## PROBLEM DESCRIPTION
From the listing, extract and reproduce unchanged the lines starting at the one that contains "stop-time-input[interactable]: inf —" and ending at the one that contains "annotation-line: Subjects: —", with both of those lines included.

## Data records
◆ ◆ ◆ ◆
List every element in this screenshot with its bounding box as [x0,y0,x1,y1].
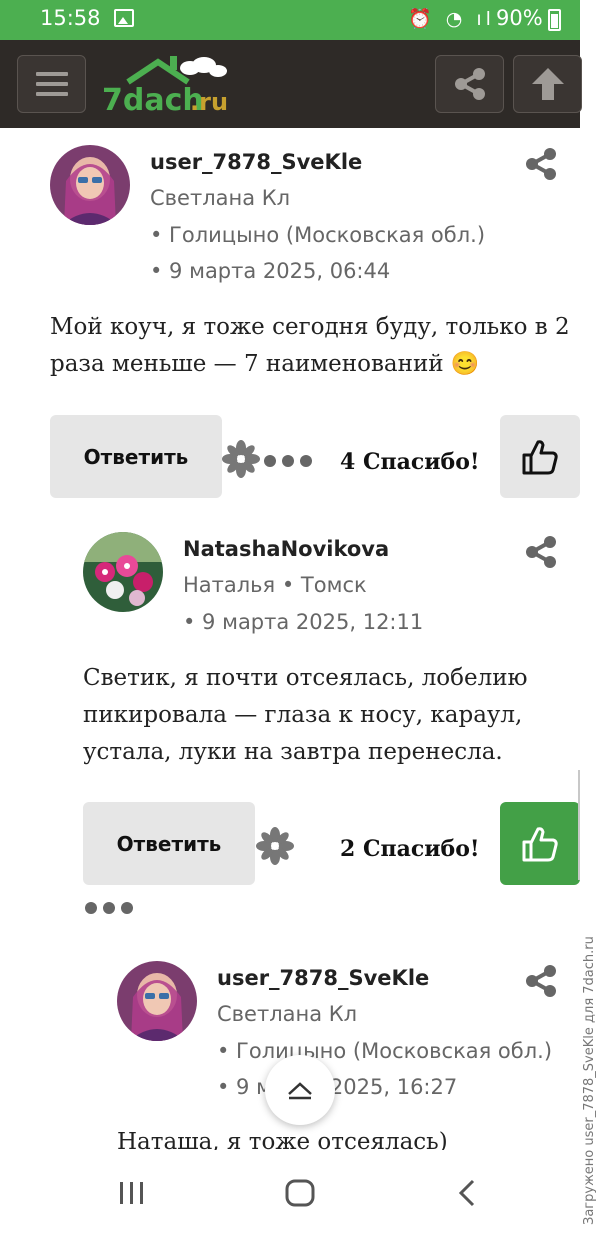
home-icon[interactable] [284,1178,316,1208]
scroll-up-button[interactable] [513,55,582,113]
flower-icon[interactable] [222,440,260,478]
share-icon [454,68,485,100]
like-button[interactable] [500,415,580,498]
more-options-icon[interactable] [264,455,312,467]
battery-level: 90% [496,6,543,30]
comment-author-info: Наталья • Томск [183,573,367,597]
battery-icon [548,9,561,31]
share-button[interactable] [435,55,504,113]
share-icon[interactable] [523,146,559,182]
menu-button[interactable] [17,55,86,113]
share-icon[interactable] [523,534,559,570]
like-button[interactable] [500,802,580,885]
comment-date: • 9 марта 2025, 16:27 [217,1075,458,1099]
comment-author-name: Светлана Кл [217,1002,358,1026]
system-nav-bar [0,1150,580,1233]
comment-text: Мой коуч, я тоже сегодня буду, только в … [50,314,570,377]
avatar[interactable] [83,532,163,612]
comment-username[interactable]: user_7878_SveKle [217,966,429,990]
thanks-count: 4 Спасибо! [340,449,480,475]
gallery-icon [114,9,134,27]
comment-username[interactable]: user_7878_SveKle [150,150,362,174]
recent-apps-icon[interactable] [118,1180,146,1206]
comment-text: Светик, я почти отсеялась, лобелию пикир… [83,665,528,765]
chevron-up-icon [288,1082,312,1100]
flower-icon[interactable] [256,827,294,865]
comment-location: • Голицыно (Московская обл.) [217,1039,553,1063]
status-bar: 15:58 ⏰ ◔ ıl 90% [0,0,580,40]
thumbs-up-icon [522,439,558,474]
reply-button[interactable]: Ответить [83,802,255,885]
app-header: 7dach .ru [0,40,582,128]
thumbs-up-icon [522,826,558,861]
share-icon[interactable] [523,963,559,999]
arrow-up-icon [531,68,564,100]
status-time: 15:58 [40,6,101,30]
avatar[interactable] [50,145,130,225]
hamburger-icon [35,72,68,96]
comment-username[interactable]: NatashaNovikova [183,537,389,561]
svg-text:7dach: 7dach [102,83,204,116]
comment-date: • 9 марта 2025, 06:44 [150,259,391,283]
status-icons: ⏰ ◔ ıl [408,8,495,30]
avatar-image [83,532,163,612]
comment-author-name: Светлана Кл [150,186,291,210]
avatar[interactable] [117,961,197,1041]
watermark: Загружено user_7878_SveKle для 7dach.ru [582,936,597,1225]
comment-location: • Голицыно (Московская обл.) [150,223,486,247]
thanks-count: 2 Спасибо! [340,836,480,862]
site-logo[interactable]: 7dach .ru [100,54,230,116]
avatar-image [50,145,130,225]
svg-text:.ru: .ru [190,88,228,116]
back-icon[interactable] [456,1178,478,1208]
reply-button[interactable]: Ответить [50,415,222,498]
avatar-image [117,961,197,1041]
comment-date: • 9 марта 2025, 12:11 [183,610,424,634]
scroll-to-top-button[interactable] [265,1055,335,1125]
more-options-icon[interactable] [85,902,133,914]
scrollbar[interactable] [578,770,580,880]
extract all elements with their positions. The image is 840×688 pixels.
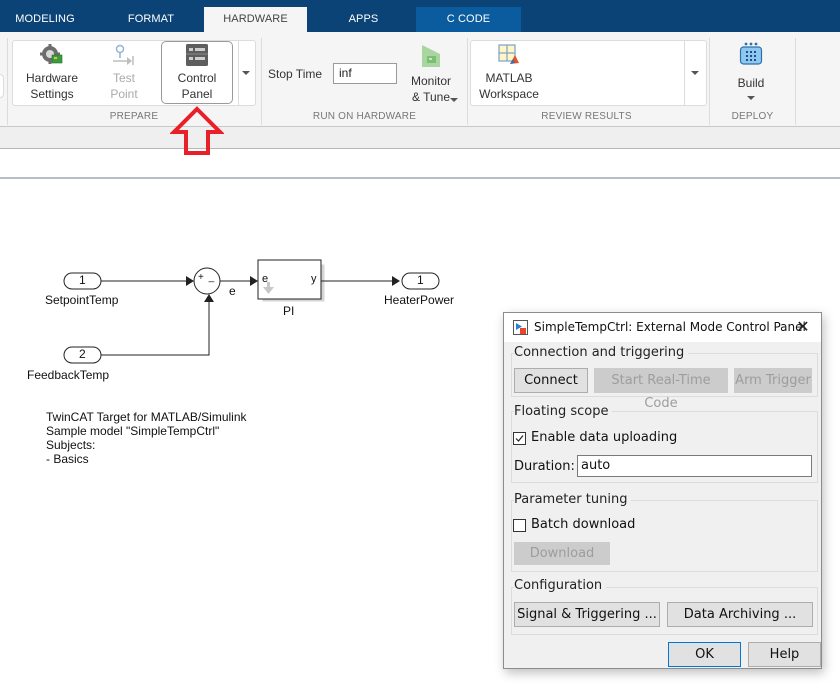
stop-time-input[interactable]: inf — [333, 63, 397, 84]
control-panel-icon — [186, 44, 208, 66]
ok-button[interactable]: OK — [668, 642, 741, 667]
matlab-workspace-label-1: MATLAB — [485, 71, 533, 85]
test-point-label-1: Test — [112, 71, 135, 85]
pi-block-name[interactable]: PI — [283, 304, 294, 318]
matlab-workspace-label-2: Workspace — [479, 87, 539, 101]
parameter-tuning-legend: Parameter tuning — [514, 492, 632, 507]
model-annotation[interactable]: TwinCAT Target for MATLAB/Simulink Sampl… — [46, 410, 247, 466]
floating-scope-legend: Floating scope — [514, 404, 613, 419]
divider — [238, 41, 239, 106]
workspace-icon — [498, 44, 519, 64]
quick-toolbar — [0, 127, 840, 149]
inport-1-name[interactable]: SetpointTemp — [45, 293, 118, 307]
annotation-line: Subjects: — [46, 438, 96, 452]
enable-data-uploading-label[interactable]: Enable data uploading — [531, 430, 677, 445]
test-point-icon — [113, 44, 134, 65]
enable-data-uploading-checkbox[interactable] — [513, 432, 526, 445]
checkmark-icon — [515, 435, 524, 442]
pi-output-port-label: y — [311, 273, 317, 285]
review-gallery-dropdown[interactable] — [691, 71, 699, 75]
inport-1-number: 1 — [79, 273, 86, 287]
control-panel-label-1: Control — [177, 71, 217, 85]
build-button[interactable]: Build — [720, 42, 782, 90]
build-label: Build — [737, 76, 765, 90]
divider — [684, 41, 685, 106]
matlab-workspace-button[interactable]: MATLAB Workspace — [474, 44, 544, 102]
pi-input-port-label: e — [262, 273, 269, 285]
dialog-title: SimpleTempCtrl: External Mode Control Pa… — [534, 320, 806, 334]
annotation-line: - Basics — [46, 452, 89, 466]
app-window: MODELING FORMAT HARDWARE APPS C CODE Har… — [0, 0, 840, 688]
connect-button[interactable]: Connect — [514, 368, 588, 393]
help-button[interactable]: Help — [748, 642, 821, 667]
sum-block-signs[interactable]: + _ — [198, 272, 215, 283]
monitor-tune-label-2: & Tune — [411, 90, 451, 104]
prepare-gallery-dropdown[interactable] — [242, 71, 250, 75]
tab-apps[interactable]: APPS — [316, 7, 411, 32]
inport-2-name[interactable]: FeedbackTemp — [27, 368, 109, 382]
download-button[interactable]: Download — [514, 542, 610, 565]
group-separator — [7, 38, 8, 125]
tab-modeling[interactable]: MODELING — [0, 7, 90, 32]
deploy-group-label: DEPLOY — [731, 111, 774, 122]
build-icon — [739, 42, 763, 65]
group-separator — [795, 38, 796, 125]
simulink-app-icon — [513, 320, 528, 335]
start-real-time-code-button[interactable]: Start Real-Time Code — [594, 368, 728, 411]
batch-download-checkbox[interactable] — [513, 519, 526, 532]
connection-triggering-legend: Connection and triggering — [514, 345, 689, 360]
gear-chip-icon — [40, 44, 63, 64]
monitor-tune-icon — [422, 45, 440, 67]
control-panel-label-2: Panel — [181, 87, 213, 101]
data-archiving-button[interactable]: Data Archiving ... — [667, 602, 813, 627]
highlight-arrow-icon — [170, 106, 224, 155]
test-point-button[interactable]: Test Point — [96, 44, 152, 102]
ribbon: Hardware Settings Test Point Control Pan… — [0, 32, 840, 127]
outport-1-name[interactable]: HeaterPower — [384, 293, 454, 307]
signal-e-label[interactable]: e — [229, 284, 236, 298]
control-panel-button-content[interactable]: Control Panel — [161, 44, 233, 102]
close-icon[interactable]: ✕ — [793, 317, 813, 337]
monitor-tune-button[interactable]: Monitor & Tune — [400, 44, 462, 104]
run-on-hardware-group-label: RUN ON HARDWARE — [312, 111, 417, 122]
annotation-line: TwinCAT Target for MATLAB/Simulink — [46, 410, 247, 424]
annotation-line: Sample model "SimpleTempCtrl" — [46, 424, 220, 438]
configuration-legend: Configuration — [514, 578, 607, 593]
hardware-settings-label-1: Hardware — [25, 71, 79, 85]
tab-c-code[interactable]: C CODE — [416, 7, 521, 32]
clipped-control — [0, 74, 4, 98]
hardware-settings-label-2: Settings — [30, 87, 74, 101]
dialog-title-bar[interactable]: SimpleTempCtrl: External Mode Control Pa… — [504, 313, 821, 342]
build-dropdown-icon[interactable] — [747, 96, 755, 100]
external-mode-control-panel-dialog: SimpleTempCtrl: External Mode Control Pa… — [503, 312, 822, 669]
monitor-tune-label-1: Monitor — [410, 74, 451, 88]
outport-1-number: 1 — [417, 273, 424, 287]
monitor-tune-dropdown-icon[interactable] — [450, 98, 458, 102]
duration-label: Duration: — [514, 459, 575, 474]
model-breadcrumb-bar — [0, 150, 840, 179]
review-results-group-label: REVIEW RESULTS — [541, 111, 632, 122]
duration-input[interactable]: auto — [577, 455, 812, 477]
tab-hardware[interactable]: HARDWARE — [204, 7, 307, 32]
hardware-settings-button[interactable]: Hardware Settings — [18, 44, 86, 102]
stop-time-label: Stop Time — [268, 67, 323, 81]
arm-trigger-button[interactable]: Arm Trigger — [734, 368, 812, 393]
test-point-label-2: Point — [110, 87, 138, 101]
ribbon-tab-strip: MODELING FORMAT HARDWARE APPS C CODE — [0, 0, 840, 32]
tab-format[interactable]: FORMAT — [106, 7, 196, 32]
signal-triggering-button[interactable]: Signal & Triggering ... — [514, 602, 660, 627]
batch-download-label[interactable]: Batch download — [531, 517, 635, 532]
inport-2-number: 2 — [79, 347, 86, 361]
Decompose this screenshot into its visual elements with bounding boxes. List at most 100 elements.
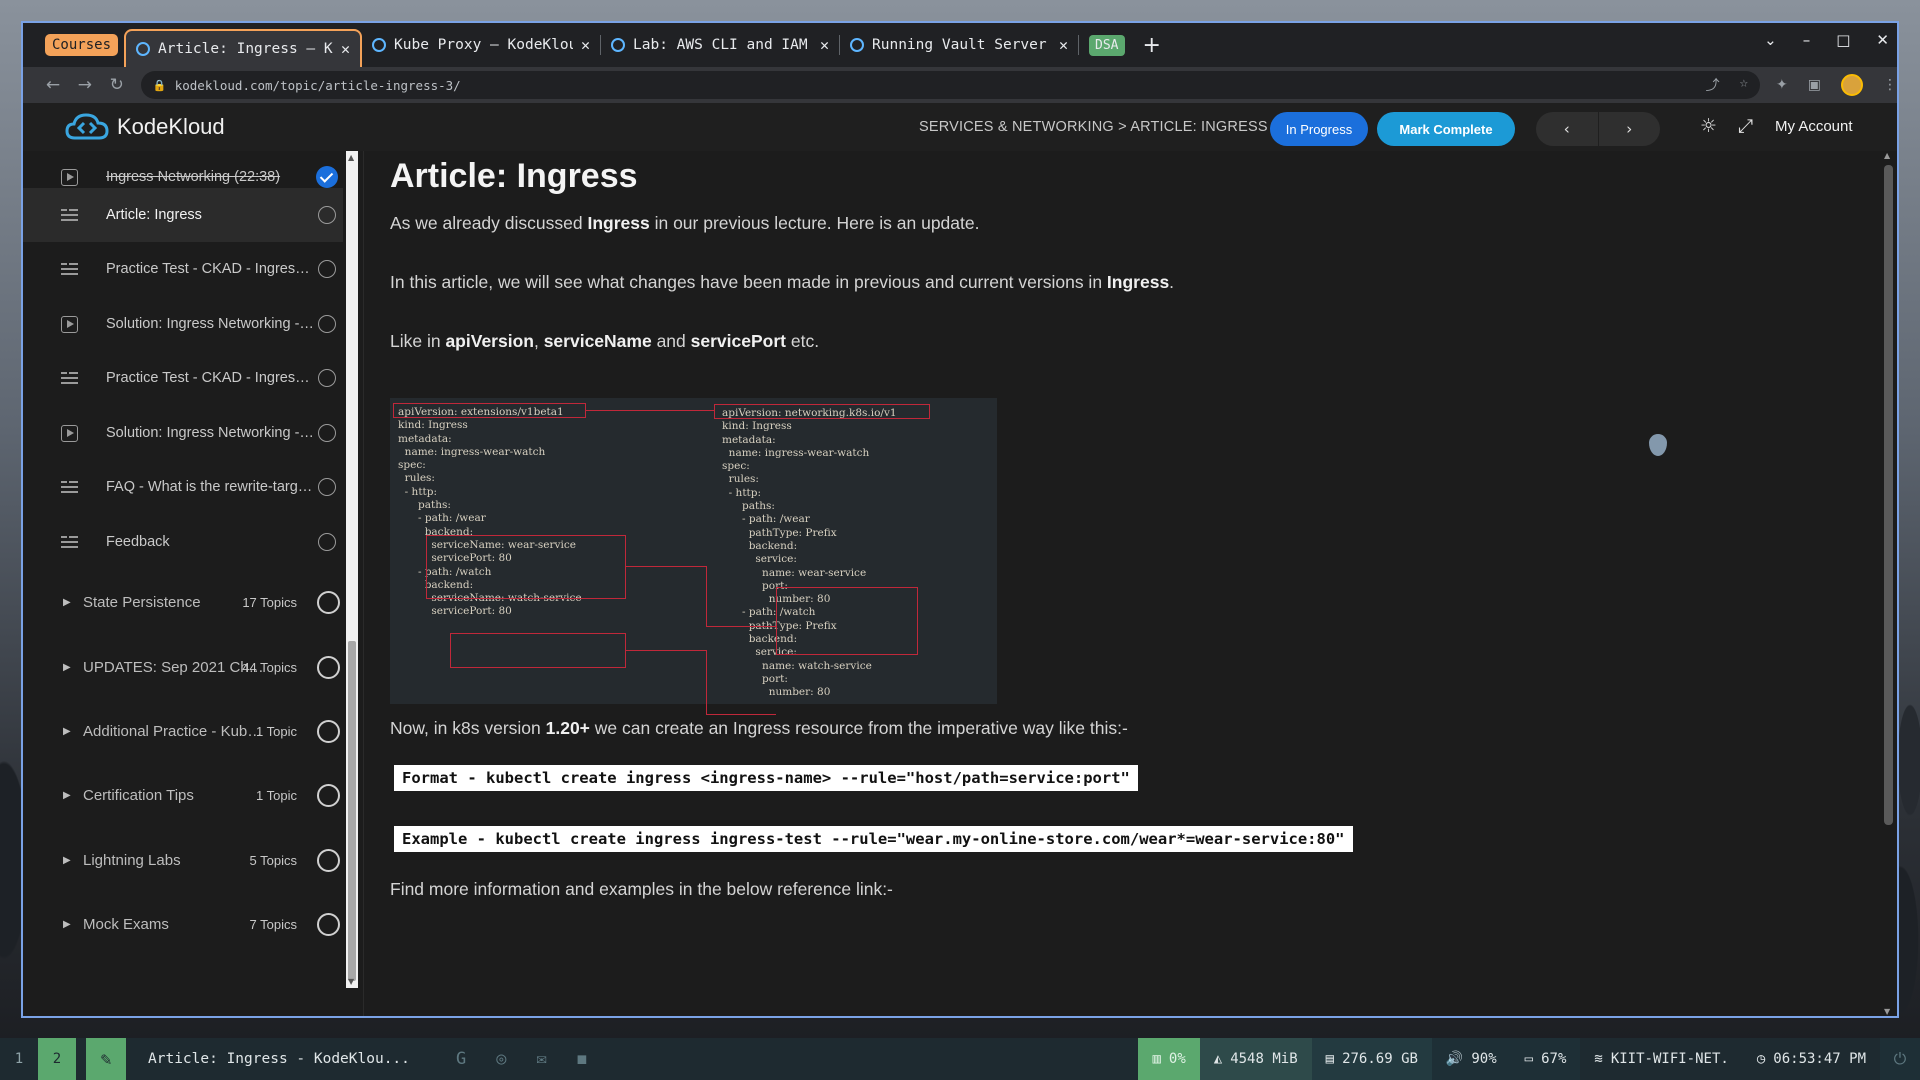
◆ ◆ ◆ ◆
## TASK RESULT
stop-time-input[interactable]: inf — [333, 63, 397, 84]
control-panel-icon — [186, 44, 208, 66]
ok-button[interactable]: OK — [668, 642, 741, 667]
matlab-workspace-label-1: MATLAB — [485, 71, 533, 85]
test-point-label-1: Test — [112, 71, 135, 85]
pi-block-name[interactable]: PI — [283, 304, 294, 318]
matlab-workspace-label-2: Workspace — [479, 87, 539, 101]
parameter-tuning-legend: Parameter tuning — [514, 492, 632, 507]
model-annotation[interactable]: TwinCAT Target for MATLAB/Simulink Sampl… — [46, 410, 247, 466]
floating-scope-legend: Floating scope — [514, 404, 613, 419]
divider — [238, 41, 239, 106]
workspace-icon — [498, 44, 519, 64]
quick-toolbar — [0, 127, 840, 149]
inport-1-name[interactable]: SetpointTemp — [45, 293, 118, 307]
annotation-line: Subjects: — [46, 438, 96, 452]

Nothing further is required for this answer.